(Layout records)
** START **
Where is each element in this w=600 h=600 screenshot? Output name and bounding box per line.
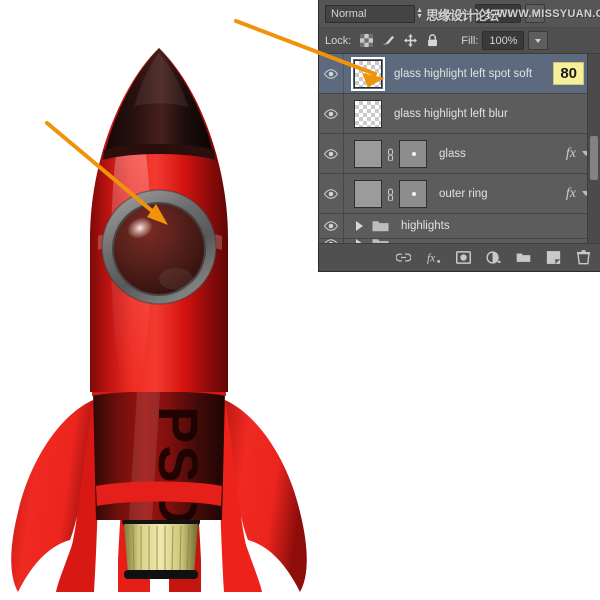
- add-layer-mask-button[interactable]: [456, 250, 471, 265]
- layer-visibility-toggle[interactable]: [319, 94, 344, 133]
- new-layer-button[interactable]: [546, 250, 561, 265]
- folder-icon: [372, 219, 389, 233]
- layer-fx-indicator[interactable]: fx: [566, 186, 576, 202]
- rocket-lower-body: PSD: [92, 376, 226, 528]
- layer-name[interactable]: glass: [439, 148, 566, 160]
- layer-fx-indicator[interactable]: fx: [566, 146, 576, 162]
- layer-name[interactable]: outer ring: [439, 188, 566, 200]
- fill-control[interactable]: Fill: 100%: [461, 31, 548, 50]
- layer-thumbnails[interactable]: [354, 180, 427, 208]
- layers-scrollbar-thumb[interactable]: [590, 136, 598, 180]
- eye-icon: [324, 221, 338, 231]
- layer-style-fx-button[interactable]: fx: [426, 250, 441, 265]
- group-expand-arrow-icon[interactable]: [356, 221, 363, 231]
- svg-text:fx: fx: [427, 252, 435, 264]
- eye-icon: [324, 69, 338, 79]
- opacity-input[interactable]: 100%: [475, 4, 521, 23]
- lock-position-icon[interactable]: [404, 34, 417, 47]
- fill-value: 100%: [489, 35, 517, 47]
- eye-icon: [324, 189, 338, 199]
- layer-visibility-toggle[interactable]: [319, 214, 344, 238]
- blend-mode-spinner-icon: ▲▼: [416, 8, 423, 20]
- layer-opacity-badge: 80: [553, 62, 584, 85]
- mask-link-icon[interactable]: [386, 187, 395, 201]
- layer-thumbnail[interactable]: [354, 140, 382, 168]
- layers-scrollbar[interactable]: [587, 54, 600, 243]
- new-adjustment-layer-button[interactable]: [486, 250, 501, 265]
- layer-row[interactable]: glass fx: [319, 134, 600, 174]
- lock-label: Lock:: [325, 35, 351, 47]
- delete-layer-button[interactable]: [576, 250, 591, 265]
- layer-row[interactable]: glass highlight left blur: [319, 94, 600, 134]
- layer-visibility-toggle[interactable]: [319, 134, 344, 173]
- layer-group-row[interactable]: highlights: [319, 214, 600, 239]
- layer-name[interactable]: glass highlight left blur: [394, 108, 600, 120]
- canvas-area[interactable]: PSD: [0, 0, 318, 600]
- blend-mode-value: Normal: [331, 8, 366, 20]
- layer-mask-thumbnail[interactable]: [399, 140, 427, 168]
- blend-opacity-bar: Normal ▲▼ Opacity: 100%: [319, 0, 600, 28]
- layer-thumbnail[interactable]: [354, 180, 382, 208]
- opacity-label: Opacity:: [431, 8, 471, 20]
- layer-row[interactable]: outer ring fx: [319, 174, 600, 214]
- chevron-down-icon: [532, 12, 538, 16]
- layers-panel: Normal ▲▼ Opacity: 100% Lock:: [318, 0, 600, 272]
- eye-icon: [324, 109, 338, 119]
- fill-dropdown-button[interactable]: [528, 31, 548, 50]
- opacity-value: 100%: [484, 8, 512, 20]
- mask-link-icon[interactable]: [386, 147, 395, 161]
- chevron-down-icon: [535, 39, 541, 43]
- layer-group-name[interactable]: highlights: [401, 220, 600, 232]
- layer-visibility-toggle[interactable]: [319, 54, 344, 93]
- layer-thumbnail[interactable]: [354, 60, 382, 88]
- link-layers-button[interactable]: [396, 250, 411, 265]
- rocket-porthole: [102, 190, 216, 304]
- rocket-nozzle: [122, 516, 200, 579]
- layer-visibility-toggle[interactable]: [319, 174, 344, 213]
- fill-label: Fill:: [461, 35, 478, 47]
- layer-thumbnails[interactable]: [354, 60, 382, 88]
- lock-all-icon[interactable]: [426, 34, 439, 47]
- opacity-control[interactable]: Opacity: 100%: [431, 4, 545, 23]
- lock-transparent-pixels-icon[interactable]: [360, 34, 373, 47]
- fill-input[interactable]: 100%: [482, 31, 524, 50]
- eye-icon: [324, 149, 338, 159]
- new-group-button[interactable]: [516, 250, 531, 265]
- layers-bottom-toolbar: fx: [319, 243, 600, 271]
- layer-name[interactable]: glass highlight left spot soft: [394, 68, 553, 80]
- blend-mode-select[interactable]: Normal ▲▼: [325, 5, 415, 23]
- layer-thumbnails[interactable]: [354, 100, 382, 128]
- lock-fill-bar: Lock: Fill:: [319, 28, 600, 54]
- layer-list[interactable]: glass highlight left spot soft 80 glass …: [319, 54, 600, 243]
- lock-image-pixels-icon[interactable]: [382, 34, 395, 47]
- layer-thumbnail[interactable]: [354, 100, 382, 128]
- layer-thumbnails[interactable]: [354, 140, 427, 168]
- lock-options: [360, 34, 439, 47]
- rocket-illustration: PSD: [0, 0, 318, 600]
- layer-row[interactable]: glass highlight left spot soft 80: [319, 54, 600, 94]
- opacity-dropdown-button[interactable]: [525, 4, 545, 23]
- layer-mask-thumbnail[interactable]: [399, 180, 427, 208]
- rocket-psd-label: PSD: [147, 406, 210, 527]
** END **
WORK INSTRUCTIONS. Reproduce every line of the material above verbatim, omitting the pictures.

EXERCISE RESPONSE.
Where is each element in this w=600 h=600 screenshot? Output name and bounding box per line.
- add-layer-mask-button[interactable]: [456, 250, 471, 265]
- layer-visibility-toggle[interactable]: [319, 94, 344, 133]
- new-layer-button[interactable]: [546, 250, 561, 265]
- folder-icon: [372, 219, 389, 233]
- layer-fx-indicator[interactable]: fx: [566, 186, 576, 202]
- rocket-lower-body: PSD: [92, 376, 226, 528]
- layer-name[interactable]: glass: [439, 148, 566, 160]
- layer-fx-indicator[interactable]: fx: [566, 146, 576, 162]
- layer-name[interactable]: outer ring: [439, 188, 566, 200]
- fill-control[interactable]: Fill: 100%: [461, 31, 548, 50]
- layer-thumbnails[interactable]: [354, 180, 427, 208]
- layers-scrollbar-thumb[interactable]: [590, 136, 598, 180]
- eye-icon: [324, 221, 338, 231]
- layer-style-fx-button[interactable]: fx: [426, 250, 441, 265]
- group-expand-arrow-icon[interactable]: [356, 221, 363, 231]
- svg-text:fx: fx: [427, 252, 435, 264]
- eye-icon: [324, 69, 338, 79]
- opacity-input[interactable]: 100%: [475, 4, 521, 23]
- lock-position-icon[interactable]: [404, 34, 417, 47]
- fill-value: 100%: [489, 35, 517, 47]
- eye-icon: [324, 189, 338, 199]
- layer-visibility-toggle[interactable]: [319, 214, 344, 238]
- blend-mode-spinner-icon: ▲▼: [416, 8, 423, 20]
- layer-opacity-badge: 80: [553, 62, 584, 85]
- mask-link-icon[interactable]: [386, 187, 395, 201]
- layer-thumbnail[interactable]: [354, 140, 382, 168]
- layers-scrollbar[interactable]: [587, 54, 600, 243]
- new-adjustment-layer-button[interactable]: [486, 250, 501, 265]
- layer-row[interactable]: glass fx: [319, 134, 600, 174]
- lock-label: Lock:: [325, 35, 351, 47]
- delete-layer-button[interactable]: [576, 250, 591, 265]
- layer-row[interactable]: glass highlight left blur: [319, 94, 600, 134]
- layer-visibility-toggle[interactable]: [319, 134, 344, 173]
- layer-group-row[interactable]: highlights: [319, 214, 600, 239]
- layer-name[interactable]: glass highlight left blur: [394, 108, 600, 120]
- canvas-area[interactable]: PSD: [0, 0, 318, 600]
- blend-mode-value: Normal: [331, 8, 366, 20]
- layer-mask-thumbnail[interactable]: [399, 140, 427, 168]
- blend-opacity-bar: Normal ▲▼ Opacity: 100%: [319, 0, 600, 28]
- layer-thumbnail[interactable]: [354, 180, 382, 208]
- opacity-label: Opacity:: [431, 8, 471, 20]
- layer-row[interactable]: outer ring fx: [319, 174, 600, 214]
- chevron-down-icon: [532, 12, 538, 16]
- layers-panel: Normal ▲▼ Opacity: 100% Lock:: [318, 0, 600, 272]
- eye-icon: [324, 109, 338, 119]
- fill-dropdown-button[interactable]: [528, 31, 548, 50]
- opacity-value: 100%: [484, 8, 512, 20]
- mask-link-icon[interactable]: [386, 147, 395, 161]
- chevron-down-icon: [535, 39, 541, 43]
- layer-group-name[interactable]: highlights: [401, 220, 600, 232]
- layer-visibility-toggle[interactable]: [319, 54, 344, 93]
- layer-thumbnail[interactable]: [354, 60, 382, 88]
- link-layers-button[interactable]: [396, 250, 411, 265]
- rocket-porthole: [102, 190, 216, 304]
- rocket-nozzle: [122, 516, 200, 579]
- layer-visibility-toggle[interactable]: [319, 174, 344, 213]
- fill-label: Fill:: [461, 35, 478, 47]
- layer-thumbnails[interactable]: [354, 60, 382, 88]
- lock-all-icon[interactable]: [426, 34, 439, 47]
- opacity-control[interactable]: Opacity: 100%: [431, 4, 545, 23]
- lock-transparent-pixels-icon[interactable]: [360, 34, 373, 47]
- fill-input[interactable]: 100%: [482, 31, 524, 50]
- eye-icon: [324, 149, 338, 159]
- new-group-button[interactable]: [516, 250, 531, 265]
- layers-bottom-toolbar: fx: [319, 243, 600, 271]
- layer-name[interactable]: glass highlight left spot soft: [394, 68, 553, 80]
- blend-mode-select[interactable]: Normal ▲▼: [325, 5, 415, 23]
- layer-thumbnails[interactable]: [354, 100, 382, 128]
- lock-fill-bar: Lock: Fill:: [319, 28, 600, 54]
- layer-list[interactable]: glass highlight left spot soft 80 glass …: [319, 54, 600, 243]
- lock-image-pixels-icon[interactable]: [382, 34, 395, 47]
- layer-thumbnail[interactable]: [354, 100, 382, 128]
- layer-thumbnails[interactable]: [354, 140, 427, 168]
- lock-options: [360, 34, 439, 47]
- rocket-illustration: PSD: [0, 0, 318, 600]
- layer-row[interactable]: glass highlight left spot soft 80: [319, 54, 600, 94]
- opacity-dropdown-button[interactable]: [525, 4, 545, 23]
- layer-mask-thumbnail[interactable]: [399, 180, 427, 208]
- rocket-psd-label: PSD: [147, 406, 210, 527]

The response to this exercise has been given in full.